= What is asked =
Can you restate the records below word for word?

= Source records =
════════════════════

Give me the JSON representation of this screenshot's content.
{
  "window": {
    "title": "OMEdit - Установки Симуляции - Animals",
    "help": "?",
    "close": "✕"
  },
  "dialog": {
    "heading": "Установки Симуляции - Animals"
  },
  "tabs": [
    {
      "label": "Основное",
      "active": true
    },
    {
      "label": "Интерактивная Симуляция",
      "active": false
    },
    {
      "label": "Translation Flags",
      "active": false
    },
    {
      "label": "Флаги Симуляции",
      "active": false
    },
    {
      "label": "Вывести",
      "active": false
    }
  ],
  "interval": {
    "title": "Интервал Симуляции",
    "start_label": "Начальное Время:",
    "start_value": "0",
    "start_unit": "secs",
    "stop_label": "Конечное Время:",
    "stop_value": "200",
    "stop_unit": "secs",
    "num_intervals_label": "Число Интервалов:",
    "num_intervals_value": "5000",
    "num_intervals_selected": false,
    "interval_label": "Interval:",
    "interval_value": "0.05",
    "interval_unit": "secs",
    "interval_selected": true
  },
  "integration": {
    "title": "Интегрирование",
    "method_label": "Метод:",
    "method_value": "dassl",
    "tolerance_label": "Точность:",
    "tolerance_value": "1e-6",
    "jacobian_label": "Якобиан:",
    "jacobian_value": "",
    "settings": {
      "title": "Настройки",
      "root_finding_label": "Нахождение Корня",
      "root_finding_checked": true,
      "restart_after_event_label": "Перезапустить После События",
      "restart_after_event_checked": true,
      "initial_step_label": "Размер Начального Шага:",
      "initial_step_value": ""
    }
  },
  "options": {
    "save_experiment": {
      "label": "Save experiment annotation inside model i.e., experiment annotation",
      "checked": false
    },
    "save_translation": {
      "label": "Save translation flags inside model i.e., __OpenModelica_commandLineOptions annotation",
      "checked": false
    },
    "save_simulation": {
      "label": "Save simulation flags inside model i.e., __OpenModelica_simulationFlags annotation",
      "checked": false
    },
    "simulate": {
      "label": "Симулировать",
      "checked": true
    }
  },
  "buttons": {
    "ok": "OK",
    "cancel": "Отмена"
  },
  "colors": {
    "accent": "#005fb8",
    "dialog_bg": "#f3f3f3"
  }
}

════════════════════

= Worked solution =
Give me the JSON representation of this screenshot's content.
{
  "window": {
    "title": "OMEdit - Установки Симуляции - Animals",
    "help": "?",
    "close": "✕"
  },
  "dialog": {
    "heading": "Установки Симуляции - Animals"
  },
  "tabs": [
    {
      "label": "Основное",
      "active": true
    },
    {
      "label": "Интерактивная Симуляция",
      "active": false
    },
    {
      "label": "Translation Flags",
      "active": false
    },
    {
      "label": "Флаги Симуляции",
      "active": false
    },
    {
      "label": "Вывести",
      "active": false
    }
  ],
  "interval": {
    "title": "Интервал Симуляции",
    "start_label": "Начальное Время:",
    "start_value": "0",
    "start_unit": "secs",
    "stop_label": "Конечное Время:",
    "stop_value": "200",
    "stop_unit": "secs",
    "num_intervals_label": "Число Интервалов:",
    "num_intervals_value": "5000",
    "num_intervals_selected": false,
    "interval_label": "Interval:",
    "interval_value": "0.05",
    "interval_unit": "secs",
    "interval_selected": true
  },
  "integration": {
    "title": "Интегрирование",
    "method_label": "Метод:",
    "method_value": "dassl",
    "tolerance_label": "Точность:",
    "tolerance_value": "1e-6",
    "jacobian_label": "Якобиан:",
    "jacobian_value": "",
    "settings": {
      "title": "Настройки",
      "root_finding_label": "Нахождение Корня",
      "root_finding_checked": true,
      "restart_after_event_label": "Перезапустить После События",
      "restart_after_event_checked": true,
      "initial_step_label": "Размер Начального Шага:",
      "initial_step_value": ""
    }
  },
  "options": {
    "save_experiment": {
      "label": "Save experiment annotation inside model i.e., experiment annotation",
      "checked": false
    },
    "save_translation": {
      "label": "Save translation flags inside model i.e., __OpenModelica_commandLineOptions annotation",
      "checked": false
    },
    "save_simulation": {
      "label": "Save simulation flags inside model i.e., __OpenModelica_simulationFlags annotation",
      "checked": false
    },
    "simulate": {
      "label": "Симулировать",
      "checked": true
    }
  },
  "buttons": {
    "ok": "OK",
    "cancel": "Отмена"
  },
  "colors": {
    "accent": "#005fb8",
    "dialog_bg": "#f3f3f3"
  }
}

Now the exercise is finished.